> [PROBLEM REQUIREMENTS]
Write out the listing below exactly, and omit any images you find in it.

***** MATERIAL FOR THIS TASK

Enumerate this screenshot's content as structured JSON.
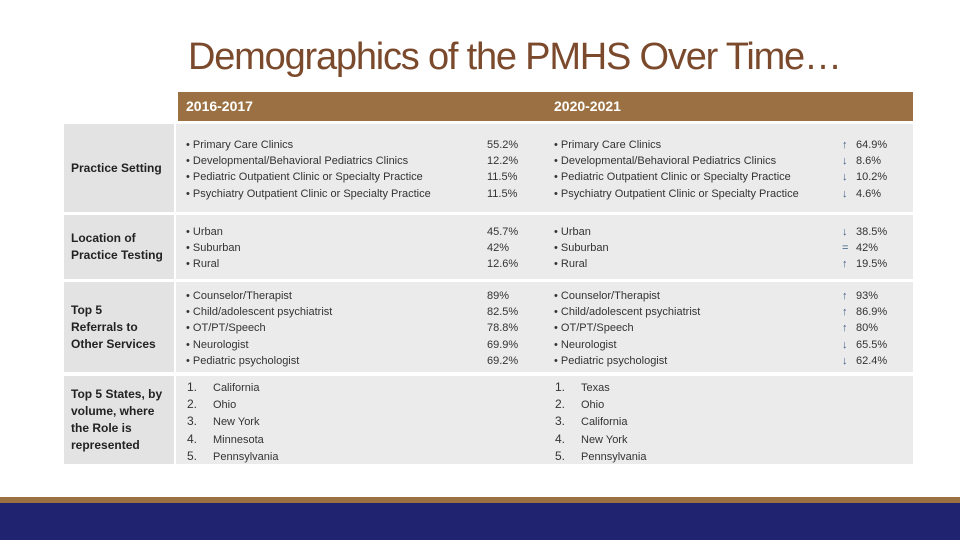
{
  "title": "Demographics of the PMHS Over Time…",
  "headers": {
    "col1": "2016-2017",
    "col2": "2020-2021"
  },
  "rows": {
    "practice": {
      "label": "Practice Setting",
      "items_2016": [
        "Primary Care Clinics",
        "Developmental/Behavioral Pediatrics Clinics",
        "Pediatric Outpatient Clinic or Specialty Practice",
        "Psychiatry Outpatient Clinic or Specialty Practice"
      ],
      "values_2016": [
        "55.2%",
        "12.2%",
        "11.5%",
        "11.5%"
      ],
      "items_2020": [
        "Primary Care Clinics",
        "Developmental/Behavioral Pediatrics Clinics",
        "Pediatric Outpatient Clinic or Specialty Practice",
        "Psychiatry Outpatient Clinic or Specialty Practice"
      ],
      "trend_2020": [
        "↑",
        "↓",
        "↓",
        "↓"
      ],
      "values_2020": [
        "64.9%",
        "8.6%",
        "10.2%",
        "4.6%"
      ]
    },
    "location": {
      "label": "Location of Practice Testing",
      "items_2016": [
        "Urban",
        "Suburban",
        "Rural"
      ],
      "values_2016": [
        "45.7%",
        "42%",
        "12.6%"
      ],
      "items_2020": [
        "Urban",
        "Suburban",
        "Rural"
      ],
      "trend_2020": [
        "↓",
        "=",
        "↑"
      ],
      "values_2020": [
        "38.5%",
        "42%",
        "19.5%"
      ]
    },
    "referrals": {
      "label": "Top 5 Referrals to Other Services",
      "items_2016": [
        "Counselor/Therapist",
        "Child/adolescent psychiatrist",
        "OT/PT/Speech",
        "Neurologist",
        "Pediatric psychologist"
      ],
      "values_2016": [
        "89%",
        "82.5%",
        "78.8%",
        "69.9%",
        "69.2%"
      ],
      "items_2020": [
        "Counselor/Therapist",
        "Child/adolescent psychiatrist",
        "OT/PT/Speech",
        "Neurologist",
        "Pediatric psychologist"
      ],
      "trend_2020": [
        "↑",
        "↑",
        "↑",
        "↓",
        "↓"
      ],
      "values_2020": [
        "93%",
        "86.9%",
        "80%",
        "65.5%",
        "62.4%"
      ]
    },
    "states": {
      "label": "Top 5 States, by volume, where the Role is represented",
      "numbers": [
        "1.",
        "2.",
        "3.",
        "4.",
        "5."
      ],
      "items_2016": [
        "California",
        "Ohio",
        "New York",
        "Minnesota",
        "Pennsylvania"
      ],
      "items_2020": [
        "Texas",
        "Ohio",
        "California",
        "New York",
        "Pennsylvania"
      ]
    }
  },
  "colors": {
    "header": "#9b7143",
    "title": "#7b4a2d",
    "footer": "#1f2370",
    "label_bg": "#e3e3e3",
    "row_bg": "#ebebeb"
  }
}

**********

> [WRITTEN REPLY]
Enumerate this screenshot's content as structured JSON.
{
  "title": "Demographics of the PMHS Over Time…",
  "headers": {
    "col1": "2016-2017",
    "col2": "2020-2021"
  },
  "rows": {
    "practice": {
      "label": "Practice Setting",
      "items_2016": [
        "Primary Care Clinics",
        "Developmental/Behavioral Pediatrics Clinics",
        "Pediatric Outpatient Clinic or Specialty Practice",
        "Psychiatry Outpatient Clinic or Specialty Practice"
      ],
      "values_2016": [
        "55.2%",
        "12.2%",
        "11.5%",
        "11.5%"
      ],
      "items_2020": [
        "Primary Care Clinics",
        "Developmental/Behavioral Pediatrics Clinics",
        "Pediatric Outpatient Clinic or Specialty Practice",
        "Psychiatry Outpatient Clinic or Specialty Practice"
      ],
      "trend_2020": [
        "↑",
        "↓",
        "↓",
        "↓"
      ],
      "values_2020": [
        "64.9%",
        "8.6%",
        "10.2%",
        "4.6%"
      ]
    },
    "location": {
      "label": "Location of Practice Testing",
      "items_2016": [
        "Urban",
        "Suburban",
        "Rural"
      ],
      "values_2016": [
        "45.7%",
        "42%",
        "12.6%"
      ],
      "items_2020": [
        "Urban",
        "Suburban",
        "Rural"
      ],
      "trend_2020": [
        "↓",
        "=",
        "↑"
      ],
      "values_2020": [
        "38.5%",
        "42%",
        "19.5%"
      ]
    },
    "referrals": {
      "label": "Top 5 Referrals to Other Services",
      "items_2016": [
        "Counselor/Therapist",
        "Child/adolescent psychiatrist",
        "OT/PT/Speech",
        "Neurologist",
        "Pediatric psychologist"
      ],
      "values_2016": [
        "89%",
        "82.5%",
        "78.8%",
        "69.9%",
        "69.2%"
      ],
      "items_2020": [
        "Counselor/Therapist",
        "Child/adolescent psychiatrist",
        "OT/PT/Speech",
        "Neurologist",
        "Pediatric psychologist"
      ],
      "trend_2020": [
        "↑",
        "↑",
        "↑",
        "↓",
        "↓"
      ],
      "values_2020": [
        "93%",
        "86.9%",
        "80%",
        "65.5%",
        "62.4%"
      ]
    },
    "states": {
      "label": "Top 5 States, by volume, where the Role is represented",
      "numbers": [
        "1.",
        "2.",
        "3.",
        "4.",
        "5."
      ],
      "items_2016": [
        "California",
        "Ohio",
        "New York",
        "Minnesota",
        "Pennsylvania"
      ],
      "items_2020": [
        "Texas",
        "Ohio",
        "California",
        "New York",
        "Pennsylvania"
      ]
    }
  },
  "colors": {
    "header": "#9b7143",
    "title": "#7b4a2d",
    "footer": "#1f2370",
    "label_bg": "#e3e3e3",
    "row_bg": "#ebebeb"
  }
}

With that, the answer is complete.